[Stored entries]
-- START --

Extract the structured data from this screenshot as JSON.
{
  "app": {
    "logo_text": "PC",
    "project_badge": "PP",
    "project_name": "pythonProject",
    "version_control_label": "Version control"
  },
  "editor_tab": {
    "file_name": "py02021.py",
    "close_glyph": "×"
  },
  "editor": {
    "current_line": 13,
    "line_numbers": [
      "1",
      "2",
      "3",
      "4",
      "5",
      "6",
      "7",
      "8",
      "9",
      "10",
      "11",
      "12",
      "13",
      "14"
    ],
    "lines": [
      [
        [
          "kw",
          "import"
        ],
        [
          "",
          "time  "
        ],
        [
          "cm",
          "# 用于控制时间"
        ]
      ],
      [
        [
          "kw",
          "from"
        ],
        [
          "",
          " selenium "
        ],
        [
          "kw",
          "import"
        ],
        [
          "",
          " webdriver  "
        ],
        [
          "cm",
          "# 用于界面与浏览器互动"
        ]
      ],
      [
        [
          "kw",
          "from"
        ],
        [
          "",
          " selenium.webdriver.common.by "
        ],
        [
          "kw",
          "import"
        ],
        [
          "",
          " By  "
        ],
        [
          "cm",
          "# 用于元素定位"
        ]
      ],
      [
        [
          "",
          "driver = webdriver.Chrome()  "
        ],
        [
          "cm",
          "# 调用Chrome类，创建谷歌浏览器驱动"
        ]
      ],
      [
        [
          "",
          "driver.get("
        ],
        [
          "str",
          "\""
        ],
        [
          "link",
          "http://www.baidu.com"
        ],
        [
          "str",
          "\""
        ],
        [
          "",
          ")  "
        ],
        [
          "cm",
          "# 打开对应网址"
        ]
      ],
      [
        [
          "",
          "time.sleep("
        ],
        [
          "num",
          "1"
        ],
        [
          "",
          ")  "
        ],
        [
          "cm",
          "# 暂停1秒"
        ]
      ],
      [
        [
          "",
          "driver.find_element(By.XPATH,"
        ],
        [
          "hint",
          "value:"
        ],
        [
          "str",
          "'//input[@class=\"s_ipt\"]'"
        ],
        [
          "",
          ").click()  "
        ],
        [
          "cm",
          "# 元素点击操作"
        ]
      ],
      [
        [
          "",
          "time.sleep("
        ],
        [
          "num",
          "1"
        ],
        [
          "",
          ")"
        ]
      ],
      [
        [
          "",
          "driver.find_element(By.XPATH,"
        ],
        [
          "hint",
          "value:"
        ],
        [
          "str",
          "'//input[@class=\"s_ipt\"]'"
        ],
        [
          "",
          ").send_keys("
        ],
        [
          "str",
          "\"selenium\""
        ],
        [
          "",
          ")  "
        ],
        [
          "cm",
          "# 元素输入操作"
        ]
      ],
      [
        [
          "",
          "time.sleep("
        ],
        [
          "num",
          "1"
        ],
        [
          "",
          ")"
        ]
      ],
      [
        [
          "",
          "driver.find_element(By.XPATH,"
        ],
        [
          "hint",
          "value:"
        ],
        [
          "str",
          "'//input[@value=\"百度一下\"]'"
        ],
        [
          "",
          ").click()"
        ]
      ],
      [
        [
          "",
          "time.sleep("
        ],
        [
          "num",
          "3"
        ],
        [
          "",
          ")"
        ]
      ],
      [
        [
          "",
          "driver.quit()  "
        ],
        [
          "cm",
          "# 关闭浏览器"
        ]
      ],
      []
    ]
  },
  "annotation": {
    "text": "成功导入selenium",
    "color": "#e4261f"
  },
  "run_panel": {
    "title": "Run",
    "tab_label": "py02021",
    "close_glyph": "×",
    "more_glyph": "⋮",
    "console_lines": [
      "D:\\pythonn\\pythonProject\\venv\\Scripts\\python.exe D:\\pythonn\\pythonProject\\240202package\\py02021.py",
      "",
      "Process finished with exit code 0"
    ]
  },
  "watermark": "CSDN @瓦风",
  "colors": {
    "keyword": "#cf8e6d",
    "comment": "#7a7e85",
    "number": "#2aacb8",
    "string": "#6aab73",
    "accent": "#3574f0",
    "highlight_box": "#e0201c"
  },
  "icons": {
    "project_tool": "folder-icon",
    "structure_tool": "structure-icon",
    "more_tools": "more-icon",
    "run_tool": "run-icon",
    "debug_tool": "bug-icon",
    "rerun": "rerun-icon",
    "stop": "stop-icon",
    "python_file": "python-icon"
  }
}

-- END --

**Task**
Reproduce the entries above in full, verbatim.

**Correct answer**
Extract the structured data from this screenshot as JSON.
{
  "app": {
    "logo_text": "PC",
    "project_badge": "PP",
    "project_name": "pythonProject",
    "version_control_label": "Version control"
  },
  "editor_tab": {
    "file_name": "py02021.py",
    "close_glyph": "×"
  },
  "editor": {
    "current_line": 13,
    "line_numbers": [
      "1",
      "2",
      "3",
      "4",
      "5",
      "6",
      "7",
      "8",
      "9",
      "10",
      "11",
      "12",
      "13",
      "14"
    ],
    "lines": [
      [
        [
          "kw",
          "import"
        ],
        [
          "",
          "time  "
        ],
        [
          "cm",
          "# 用于控制时间"
        ]
      ],
      [
        [
          "kw",
          "from"
        ],
        [
          "",
          " selenium "
        ],
        [
          "kw",
          "import"
        ],
        [
          "",
          " webdriver  "
        ],
        [
          "cm",
          "# 用于界面与浏览器互动"
        ]
      ],
      [
        [
          "kw",
          "from"
        ],
        [
          "",
          " selenium.webdriver.common.by "
        ],
        [
          "kw",
          "import"
        ],
        [
          "",
          " By  "
        ],
        [
          "cm",
          "# 用于元素定位"
        ]
      ],
      [
        [
          "",
          "driver = webdriver.Chrome()  "
        ],
        [
          "cm",
          "# 调用Chrome类，创建谷歌浏览器驱动"
        ]
      ],
      [
        [
          "",
          "driver.get("
        ],
        [
          "str",
          "\""
        ],
        [
          "link",
          "http://www.baidu.com"
        ],
        [
          "str",
          "\""
        ],
        [
          "",
          ")  "
        ],
        [
          "cm",
          "# 打开对应网址"
        ]
      ],
      [
        [
          "",
          "time.sleep("
        ],
        [
          "num",
          "1"
        ],
        [
          "",
          ")  "
        ],
        [
          "cm",
          "# 暂停1秒"
        ]
      ],
      [
        [
          "",
          "driver.find_element(By.XPATH,"
        ],
        [
          "hint",
          "value:"
        ],
        [
          "str",
          "'//input[@class=\"s_ipt\"]'"
        ],
        [
          "",
          ").click()  "
        ],
        [
          "cm",
          "# 元素点击操作"
        ]
      ],
      [
        [
          "",
          "time.sleep("
        ],
        [
          "num",
          "1"
        ],
        [
          "",
          ")"
        ]
      ],
      [
        [
          "",
          "driver.find_element(By.XPATH,"
        ],
        [
          "hint",
          "value:"
        ],
        [
          "str",
          "'//input[@class=\"s_ipt\"]'"
        ],
        [
          "",
          ").send_keys("
        ],
        [
          "str",
          "\"selenium\""
        ],
        [
          "",
          ")  "
        ],
        [
          "cm",
          "# 元素输入操作"
        ]
      ],
      [
        [
          "",
          "time.sleep("
        ],
        [
          "num",
          "1"
        ],
        [
          "",
          ")"
        ]
      ],
      [
        [
          "",
          "driver.find_element(By.XPATH,"
        ],
        [
          "hint",
          "value:"
        ],
        [
          "str",
          "'//input[@value=\"百度一下\"]'"
        ],
        [
          "",
          ").click()"
        ]
      ],
      [
        [
          "",
          "time.sleep("
        ],
        [
          "num",
          "3"
        ],
        [
          "",
          ")"
        ]
      ],
      [
        [
          "",
          "driver.quit()  "
        ],
        [
          "cm",
          "# 关闭浏览器"
        ]
      ],
      []
    ]
  },
  "annotation": {
    "text": "成功导入selenium",
    "color": "#e4261f"
  },
  "run_panel": {
    "title": "Run",
    "tab_label": "py02021",
    "close_glyph": "×",
    "more_glyph": "⋮",
    "console_lines": [
      "D:\\pythonn\\pythonProject\\venv\\Scripts\\python.exe D:\\pythonn\\pythonProject\\240202package\\py02021.py",
      "",
      "Process finished with exit code 0"
    ]
  },
  "watermark": "CSDN @瓦风",
  "colors": {
    "keyword": "#cf8e6d",
    "comment": "#7a7e85",
    "number": "#2aacb8",
    "string": "#6aab73",
    "accent": "#3574f0",
    "highlight_box": "#e0201c"
  },
  "icons": {
    "project_tool": "folder-icon",
    "structure_tool": "structure-icon",
    "more_tools": "more-icon",
    "run_tool": "run-icon",
    "debug_tool": "bug-icon",
    "rerun": "rerun-icon",
    "stop": "stop-icon",
    "python_file": "python-icon"
  }
}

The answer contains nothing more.